YOUR OBJECTIVE → Please write out the material below exactly as given.
'''
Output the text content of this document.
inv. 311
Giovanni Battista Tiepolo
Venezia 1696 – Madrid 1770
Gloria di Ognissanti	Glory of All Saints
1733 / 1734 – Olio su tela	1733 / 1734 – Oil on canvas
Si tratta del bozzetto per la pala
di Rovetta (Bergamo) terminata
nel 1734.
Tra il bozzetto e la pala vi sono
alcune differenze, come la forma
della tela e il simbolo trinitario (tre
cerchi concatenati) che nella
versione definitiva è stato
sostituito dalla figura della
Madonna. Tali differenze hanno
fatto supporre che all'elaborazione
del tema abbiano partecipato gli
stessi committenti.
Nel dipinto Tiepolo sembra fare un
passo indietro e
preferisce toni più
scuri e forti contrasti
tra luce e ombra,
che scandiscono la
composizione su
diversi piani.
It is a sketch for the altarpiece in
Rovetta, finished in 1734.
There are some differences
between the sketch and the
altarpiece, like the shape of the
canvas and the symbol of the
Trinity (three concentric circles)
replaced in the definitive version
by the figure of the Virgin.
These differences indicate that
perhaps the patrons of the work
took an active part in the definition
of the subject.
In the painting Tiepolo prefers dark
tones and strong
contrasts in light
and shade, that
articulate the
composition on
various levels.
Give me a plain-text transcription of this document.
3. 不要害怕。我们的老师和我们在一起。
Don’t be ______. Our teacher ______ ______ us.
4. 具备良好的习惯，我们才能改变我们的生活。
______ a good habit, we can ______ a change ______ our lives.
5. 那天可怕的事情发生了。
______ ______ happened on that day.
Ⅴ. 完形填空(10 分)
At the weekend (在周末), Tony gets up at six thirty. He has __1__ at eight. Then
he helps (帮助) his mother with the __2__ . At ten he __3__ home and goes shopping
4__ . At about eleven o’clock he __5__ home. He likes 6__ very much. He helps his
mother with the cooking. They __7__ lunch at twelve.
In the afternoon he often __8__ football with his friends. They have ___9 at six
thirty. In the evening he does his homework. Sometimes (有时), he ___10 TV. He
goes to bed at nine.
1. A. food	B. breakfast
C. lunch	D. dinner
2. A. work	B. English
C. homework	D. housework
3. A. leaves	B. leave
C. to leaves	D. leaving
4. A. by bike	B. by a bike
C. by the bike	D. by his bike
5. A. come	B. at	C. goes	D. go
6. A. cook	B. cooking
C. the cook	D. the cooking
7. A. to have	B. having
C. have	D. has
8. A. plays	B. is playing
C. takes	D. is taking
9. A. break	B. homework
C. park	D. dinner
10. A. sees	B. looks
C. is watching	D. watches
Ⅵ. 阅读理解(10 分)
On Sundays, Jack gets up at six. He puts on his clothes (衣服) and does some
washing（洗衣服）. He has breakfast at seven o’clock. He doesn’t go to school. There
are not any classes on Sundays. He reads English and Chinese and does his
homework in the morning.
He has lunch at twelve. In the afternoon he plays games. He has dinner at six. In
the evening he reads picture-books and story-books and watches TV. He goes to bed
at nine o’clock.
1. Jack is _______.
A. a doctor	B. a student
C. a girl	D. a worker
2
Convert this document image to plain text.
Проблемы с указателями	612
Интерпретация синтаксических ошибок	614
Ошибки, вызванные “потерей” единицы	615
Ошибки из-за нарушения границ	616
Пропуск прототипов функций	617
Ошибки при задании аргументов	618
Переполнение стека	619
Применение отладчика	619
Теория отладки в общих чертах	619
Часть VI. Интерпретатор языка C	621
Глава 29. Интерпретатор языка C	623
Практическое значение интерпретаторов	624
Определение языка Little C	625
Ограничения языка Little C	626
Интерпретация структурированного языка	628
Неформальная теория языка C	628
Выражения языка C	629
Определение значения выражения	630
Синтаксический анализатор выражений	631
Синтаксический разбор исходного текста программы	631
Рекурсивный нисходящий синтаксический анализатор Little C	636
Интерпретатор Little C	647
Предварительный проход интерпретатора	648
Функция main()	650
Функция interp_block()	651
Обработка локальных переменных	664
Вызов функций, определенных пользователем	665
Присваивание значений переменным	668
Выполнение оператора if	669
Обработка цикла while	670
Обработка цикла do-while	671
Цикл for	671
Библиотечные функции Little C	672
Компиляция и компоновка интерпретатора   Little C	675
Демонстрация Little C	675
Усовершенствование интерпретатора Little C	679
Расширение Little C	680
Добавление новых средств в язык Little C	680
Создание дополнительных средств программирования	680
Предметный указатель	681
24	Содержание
'''
EXERCISE ANSWER →
Output the text content of this document.
inv. 311
Giovanni Battista Tiepolo
Venezia 1696 – Madrid 1770
Gloria di Ognissanti	Glory of All Saints
1733 / 1734 – Olio su tela	1733 / 1734 – Oil on canvas
Si tratta del bozzetto per la pala
di Rovetta (Bergamo) terminata
nel 1734.
Tra il bozzetto e la pala vi sono
alcune differenze, come la forma
della tela e il simbolo trinitario (tre
cerchi concatenati) che nella
versione definitiva è stato
sostituito dalla figura della
Madonna. Tali differenze hanno
fatto supporre che all'elaborazione
del tema abbiano partecipato gli
stessi committenti.
Nel dipinto Tiepolo sembra fare un
passo indietro e
preferisce toni più
scuri e forti contrasti
tra luce e ombra,
che scandiscono la
composizione su
diversi piani.
It is a sketch for the altarpiece in
Rovetta, finished in 1734.
There are some differences
between the sketch and the
altarpiece, like the shape of the
canvas and the symbol of the
Trinity (three concentric circles)
replaced in the definitive version
by the figure of the Virgin.
These differences indicate that
perhaps the patrons of the work
took an active part in the definition
of the subject.
In the painting Tiepolo prefers dark
tones and strong
contrasts in light
and shade, that
articulate the
composition on
various levels.
Give me a plain-text transcription of this document.
3. 不要害怕。我们的老师和我们在一起。
Don’t be ______. Our teacher ______ ______ us.
4. 具备良好的习惯，我们才能改变我们的生活。
______ a good habit, we can ______ a change ______ our lives.
5. 那天可怕的事情发生了。
______ ______ happened on that day.
Ⅴ. 完形填空(10 分)
At the weekend (在周末), Tony gets up at six thirty. He has __1__ at eight. Then
he helps (帮助) his mother with the __2__ . At ten he __3__ home and goes shopping
4__ . At about eleven o’clock he __5__ home. He likes 6__ very much. He helps his
mother with the cooking. They __7__ lunch at twelve.
In the afternoon he often __8__ football with his friends. They have ___9 at six
thirty. In the evening he does his homework. Sometimes (有时), he ___10 TV. He
goes to bed at nine.
1. A. food	B. breakfast
C. lunch	D. dinner
2. A. work	B. English
C. homework	D. housework
3. A. leaves	B. leave
C. to leaves	D. leaving
4. A. by bike	B. by a bike
C. by the bike	D. by his bike
5. A. come	B. at	C. goes	D. go
6. A. cook	B. cooking
C. the cook	D. the cooking
7. A. to have	B. having
C. have	D. has
8. A. plays	B. is playing
C. takes	D. is taking
9. A. break	B. homework
C. park	D. dinner
10. A. sees	B. looks
C. is watching	D. watches
Ⅵ. 阅读理解(10 分)
On Sundays, Jack gets up at six. He puts on his clothes (衣服) and does some
washing（洗衣服）. He has breakfast at seven o’clock. He doesn’t go to school. There
are not any classes on Sundays. He reads English and Chinese and does his
homework in the morning.
He has lunch at twelve. In the afternoon he plays games. He has dinner at six. In
the evening he reads picture-books and story-books and watches TV. He goes to bed
at nine o’clock.
1. Jack is _______.
A. a doctor	B. a student
C. a girl	D. a worker
2
Convert this document image to plain text.
Проблемы с указателями	612
Интерпретация синтаксических ошибок	614
Ошибки, вызванные “потерей” единицы	615
Ошибки из-за нарушения границ	616
Пропуск прототипов функций	617
Ошибки при задании аргументов	618
Переполнение стека	619
Применение отладчика	619
Теория отладки в общих чертах	619
Часть VI. Интерпретатор языка C	621
Глава 29. Интерпретатор языка C	623
Практическое значение интерпретаторов	624
Определение языка Little C	625
Ограничения языка Little C	626
Интерпретация структурированного языка	628
Неформальная теория языка C	628
Выражения языка C	629
Определение значения выражения	630
Синтаксический анализатор выражений	631
Синтаксический разбор исходного текста программы	631
Рекурсивный нисходящий синтаксический анализатор Little C	636
Интерпретатор Little C	647
Предварительный проход интерпретатора	648
Функция main()	650
Функция interp_block()	651
Обработка локальных переменных	664
Вызов функций, определенных пользователем	665
Присваивание значений переменным	668
Выполнение оператора if	669
Обработка цикла while	670
Обработка цикла do-while	671
Цикл for	671
Библиотечные функции Little C	672
Компиляция и компоновка интерпретатора   Little C	675
Демонстрация Little C	675
Усовершенствование интерпретатора Little C	679
Расширение Little C	680
Добавление новых средств в язык Little C	680
Создание дополнительных средств программирования	680
Предметный указатель	681
24	Содержание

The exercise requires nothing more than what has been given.